__TASK OBJECTIVE__
The material below should be written out in full and exactly; pictures stay out of the copy.

= = = =

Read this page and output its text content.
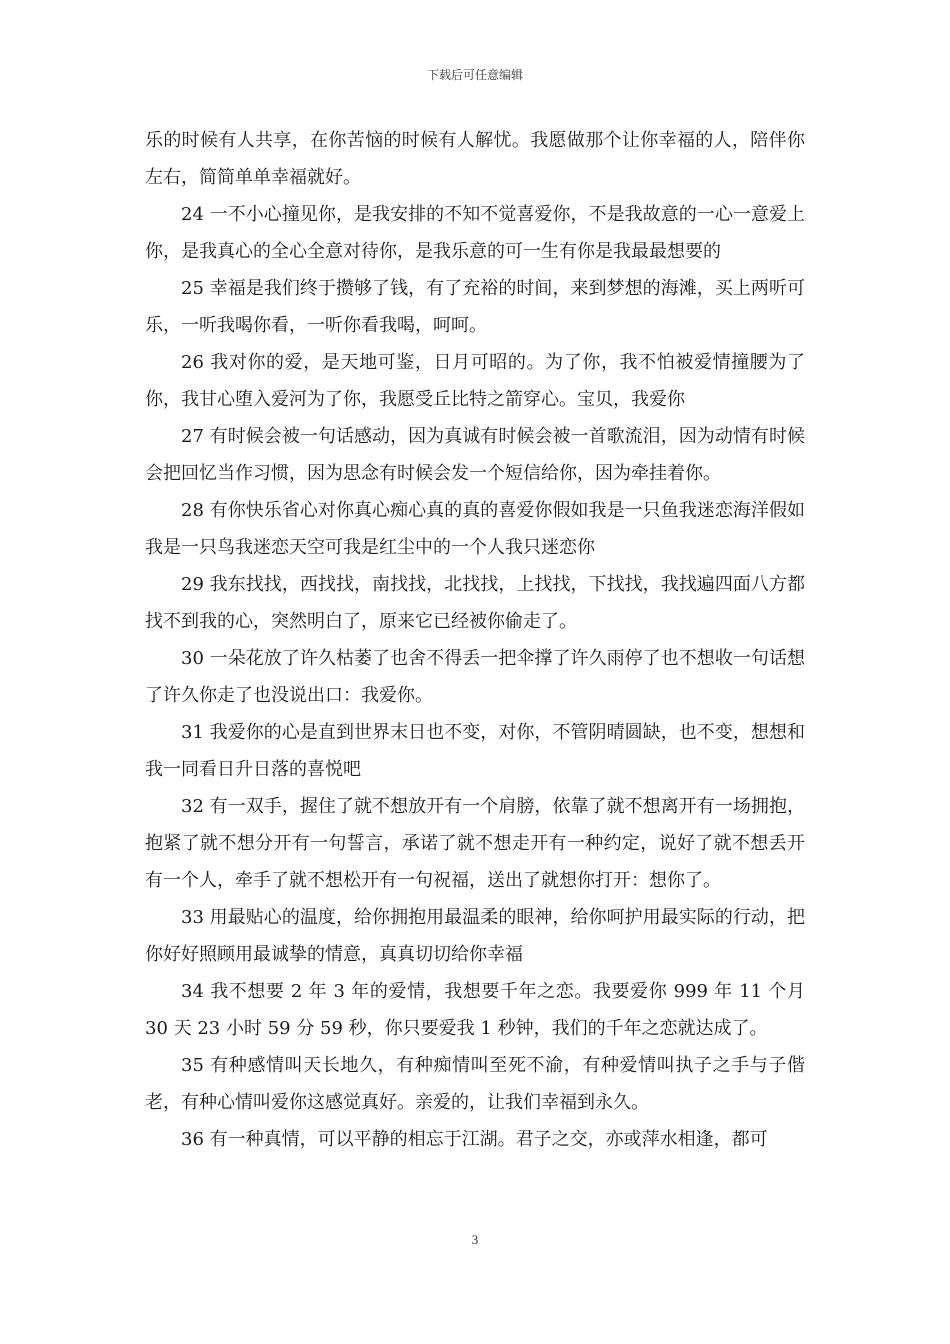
下载后可任意编辑

乐的时候有人共享，在你苦恼的时候有人解忧。我愿做那个让你幸福的人，陪伴你左右，简简单单幸福就好。

24 一不小心撞见你，是我安排的不知不觉喜爱你，不是我故意的一心一意爱上你，是我真心的全心全意对待你，是我乐意的可一生有你是我最最想要的

25 幸福是我们终于攒够了钱，有了充裕的时间，来到梦想的海滩，买上两听可乐，一听我喝你看，一听你看我喝，呵呵。

26 我对你的爱，是天地可鉴，日月可昭的。为了你，我不怕被爱情撞腰为了你，我甘心堕入爱河为了你，我愿受丘比特之箭穿心。宝贝，我爱你

27 有时候会被一句话感动，因为真诚有时候会被一首歌流泪，因为动情有时候会把回忆当作习惯，因为思念有时候会发一个短信给你，因为牵挂着你。

28 有你快乐省心对你真心痴心真的真的喜爱你假如我是一只鱼我迷恋海洋假如我是一只鸟我迷恋天空可我是红尘中的一个人我只迷恋你

29 我东找找，西找找，南找找，北找找，上找找，下找找，我找遍四面八方都找不到我的心，突然明白了，原来它已经被你偷走了。

30 一朵花放了许久枯萎了也舍不得丢一把伞撑了许久雨停了也不想收一句话想了许久你走了也没说出口：我爱你。

31 我爱你的心是直到世界末日也不变，对你，不管阴晴圆缺，也不变，想想和我一同看日升日落的喜悦吧

32 有一双手，握住了就不想放开有一个肩膀，依靠了就不想离开有一场拥抱，抱紧了就不想分开有一句誓言，承诺了就不想走开有一种约定，说好了就不想丢开有一个人，牵手了就不想松开有一句祝福，送出了就想你打开：想你了。

33 用最贴心的温度，给你拥抱用最温柔的眼神，给你呵护用最实际的行动，把你好好照顾用最诚挚的情意，真真切切给你幸福

34 我不想要 2 年 3 年的爱情，我想要千年之恋。我要爱你 999 年 11 个月 30 天 23 小时 59 分 59 秒，你只要爱我 1 秒钟，我们的千年之恋就达成了。

35 有种感情叫天长地久，有种痴情叫至死不渝，有种爱情叫执子之手与子偕老，有种心情叫爱你这感觉真好。亲爱的，让我们幸福到永久。

36 有一种真情，可以平静的相忘于江湖。君子之交，亦或萍水相逢，都可

3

= = = =

__THE RESPONSE__
Read this page and output its text content.
下载后可任意编辑

乐的时候有人共享，在你苦恼的时候有人解忧。我愿做那个让你幸福的人，陪伴你左右，简简单单幸福就好。

24 一不小心撞见你，是我安排的不知不觉喜爱你，不是我故意的一心一意爱上你，是我真心的全心全意对待你，是我乐意的可一生有你是我最最想要的

25 幸福是我们终于攒够了钱，有了充裕的时间，来到梦想的海滩，买上两听可乐，一听我喝你看，一听你看我喝，呵呵。

26 我对你的爱，是天地可鉴，日月可昭的。为了你，我不怕被爱情撞腰为了你，我甘心堕入爱河为了你，我愿受丘比特之箭穿心。宝贝，我爱你

27 有时候会被一句话感动，因为真诚有时候会被一首歌流泪，因为动情有时候会把回忆当作习惯，因为思念有时候会发一个短信给你，因为牵挂着你。

28 有你快乐省心对你真心痴心真的真的喜爱你假如我是一只鱼我迷恋海洋假如我是一只鸟我迷恋天空可我是红尘中的一个人我只迷恋你

29 我东找找，西找找，南找找，北找找，上找找，下找找，我找遍四面八方都找不到我的心，突然明白了，原来它已经被你偷走了。

30 一朵花放了许久枯萎了也舍不得丢一把伞撑了许久雨停了也不想收一句话想了许久你走了也没说出口：我爱你。

31 我爱你的心是直到世界末日也不变，对你，不管阴晴圆缺，也不变，想想和我一同看日升日落的喜悦吧

32 有一双手，握住了就不想放开有一个肩膀，依靠了就不想离开有一场拥抱，抱紧了就不想分开有一句誓言，承诺了就不想走开有一种约定，说好了就不想丢开有一个人，牵手了就不想松开有一句祝福，送出了就想你打开：想你了。

33 用最贴心的温度，给你拥抱用最温柔的眼神，给你呵护用最实际的行动，把你好好照顾用最诚挚的情意，真真切切给你幸福

34 我不想要 2 年 3 年的爱情，我想要千年之恋。我要爱你 999 年 11 个月 30 天 23 小时 59 分 59 秒，你只要爱我 1 秒钟，我们的千年之恋就达成了。

35 有种感情叫天长地久，有种痴情叫至死不渝，有种爱情叫执子之手与子偕老，有种心情叫爱你这感觉真好。亲爱的，让我们幸福到永久。

36 有一种真情，可以平静的相忘于江湖。君子之交，亦或萍水相逢，都可

3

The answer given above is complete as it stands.